[SHORT EXERCISE]:
Beginning at the line that contains "Convert this document image to plain text.", transcribe the remaining lines of the listing exactly; include the final line and omit everything before.

*****

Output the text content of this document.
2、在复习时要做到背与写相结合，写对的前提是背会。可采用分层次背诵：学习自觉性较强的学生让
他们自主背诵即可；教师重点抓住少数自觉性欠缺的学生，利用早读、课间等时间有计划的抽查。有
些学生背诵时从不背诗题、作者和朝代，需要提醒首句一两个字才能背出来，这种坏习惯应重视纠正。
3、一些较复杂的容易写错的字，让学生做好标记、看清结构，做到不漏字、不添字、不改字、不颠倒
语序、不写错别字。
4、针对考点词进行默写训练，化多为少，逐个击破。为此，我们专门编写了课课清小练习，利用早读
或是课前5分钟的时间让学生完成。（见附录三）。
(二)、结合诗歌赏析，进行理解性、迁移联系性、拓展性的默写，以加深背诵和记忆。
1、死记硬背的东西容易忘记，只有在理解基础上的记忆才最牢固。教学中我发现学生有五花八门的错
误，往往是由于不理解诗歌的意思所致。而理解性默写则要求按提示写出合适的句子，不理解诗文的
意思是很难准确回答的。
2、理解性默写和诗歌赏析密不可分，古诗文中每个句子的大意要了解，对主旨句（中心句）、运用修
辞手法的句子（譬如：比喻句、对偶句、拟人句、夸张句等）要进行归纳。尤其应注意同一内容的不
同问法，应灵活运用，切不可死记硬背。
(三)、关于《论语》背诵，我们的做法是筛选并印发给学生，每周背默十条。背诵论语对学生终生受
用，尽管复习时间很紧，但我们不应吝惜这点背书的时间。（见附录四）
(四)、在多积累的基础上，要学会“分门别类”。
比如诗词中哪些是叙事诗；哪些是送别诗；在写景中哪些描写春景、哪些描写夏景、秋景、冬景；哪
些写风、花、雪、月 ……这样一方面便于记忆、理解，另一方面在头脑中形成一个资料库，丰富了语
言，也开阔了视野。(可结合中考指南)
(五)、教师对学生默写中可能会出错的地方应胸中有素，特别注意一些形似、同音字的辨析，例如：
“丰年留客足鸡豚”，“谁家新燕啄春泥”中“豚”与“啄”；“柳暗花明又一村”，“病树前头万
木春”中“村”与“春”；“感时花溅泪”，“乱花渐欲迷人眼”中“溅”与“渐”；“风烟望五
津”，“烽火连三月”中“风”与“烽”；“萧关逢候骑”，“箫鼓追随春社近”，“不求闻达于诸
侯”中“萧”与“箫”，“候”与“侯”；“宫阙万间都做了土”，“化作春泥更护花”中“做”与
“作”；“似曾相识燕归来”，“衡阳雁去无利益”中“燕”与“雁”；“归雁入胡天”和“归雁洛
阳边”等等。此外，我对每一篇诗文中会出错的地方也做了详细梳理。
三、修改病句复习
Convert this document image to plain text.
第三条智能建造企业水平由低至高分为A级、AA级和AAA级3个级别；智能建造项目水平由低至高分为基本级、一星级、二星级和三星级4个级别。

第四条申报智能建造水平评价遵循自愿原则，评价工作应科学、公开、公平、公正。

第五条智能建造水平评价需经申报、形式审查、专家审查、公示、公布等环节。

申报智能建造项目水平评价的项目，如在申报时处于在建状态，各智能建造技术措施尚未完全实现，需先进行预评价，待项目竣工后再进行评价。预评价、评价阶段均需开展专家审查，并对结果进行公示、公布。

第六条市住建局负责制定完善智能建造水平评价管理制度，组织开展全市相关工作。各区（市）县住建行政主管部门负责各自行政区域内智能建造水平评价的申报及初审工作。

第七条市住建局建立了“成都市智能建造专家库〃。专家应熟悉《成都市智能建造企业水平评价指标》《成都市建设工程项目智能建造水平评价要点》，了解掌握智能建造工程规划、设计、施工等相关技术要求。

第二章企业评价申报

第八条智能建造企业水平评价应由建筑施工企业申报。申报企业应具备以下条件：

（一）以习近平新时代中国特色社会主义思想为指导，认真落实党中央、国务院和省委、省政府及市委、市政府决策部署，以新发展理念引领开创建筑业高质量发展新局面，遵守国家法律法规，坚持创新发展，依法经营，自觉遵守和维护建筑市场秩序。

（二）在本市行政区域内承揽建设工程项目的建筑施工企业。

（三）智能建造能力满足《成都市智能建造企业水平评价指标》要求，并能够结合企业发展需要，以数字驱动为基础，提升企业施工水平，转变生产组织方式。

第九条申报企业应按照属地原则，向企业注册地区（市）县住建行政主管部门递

*****

[RESULT OF THIS TASK]:
Convert this document image to plain text.
第三条智能建造企业水平由低至高分为A级、AA级和AAA级3个级别；智能建造项目水平由低至高分为基本级、一星级、二星级和三星级4个级别。

第四条申报智能建造水平评价遵循自愿原则，评价工作应科学、公开、公平、公正。

第五条智能建造水平评价需经申报、形式审查、专家审查、公示、公布等环节。

申报智能建造项目水平评价的项目，如在申报时处于在建状态，各智能建造技术措施尚未完全实现，需先进行预评价，待项目竣工后再进行评价。预评价、评价阶段均需开展专家审查，并对结果进行公示、公布。

第六条市住建局负责制定完善智能建造水平评价管理制度，组织开展全市相关工作。各区（市）县住建行政主管部门负责各自行政区域内智能建造水平评价的申报及初审工作。

第七条市住建局建立了“成都市智能建造专家库〃。专家应熟悉《成都市智能建造企业水平评价指标》《成都市建设工程项目智能建造水平评价要点》，了解掌握智能建造工程规划、设计、施工等相关技术要求。

第二章企业评价申报

第八条智能建造企业水平评价应由建筑施工企业申报。申报企业应具备以下条件：

（一）以习近平新时代中国特色社会主义思想为指导，认真落实党中央、国务院和省委、省政府及市委、市政府决策部署，以新发展理念引领开创建筑业高质量发展新局面，遵守国家法律法规，坚持创新发展，依法经营，自觉遵守和维护建筑市场秩序。

（二）在本市行政区域内承揽建设工程项目的建筑施工企业。

（三）智能建造能力满足《成都市智能建造企业水平评价指标》要求，并能够结合企业发展需要，以数字驱动为基础，提升企业施工水平，转变生产组织方式。

第九条申报企业应按照属地原则，向企业注册地区（市）县住建行政主管部门递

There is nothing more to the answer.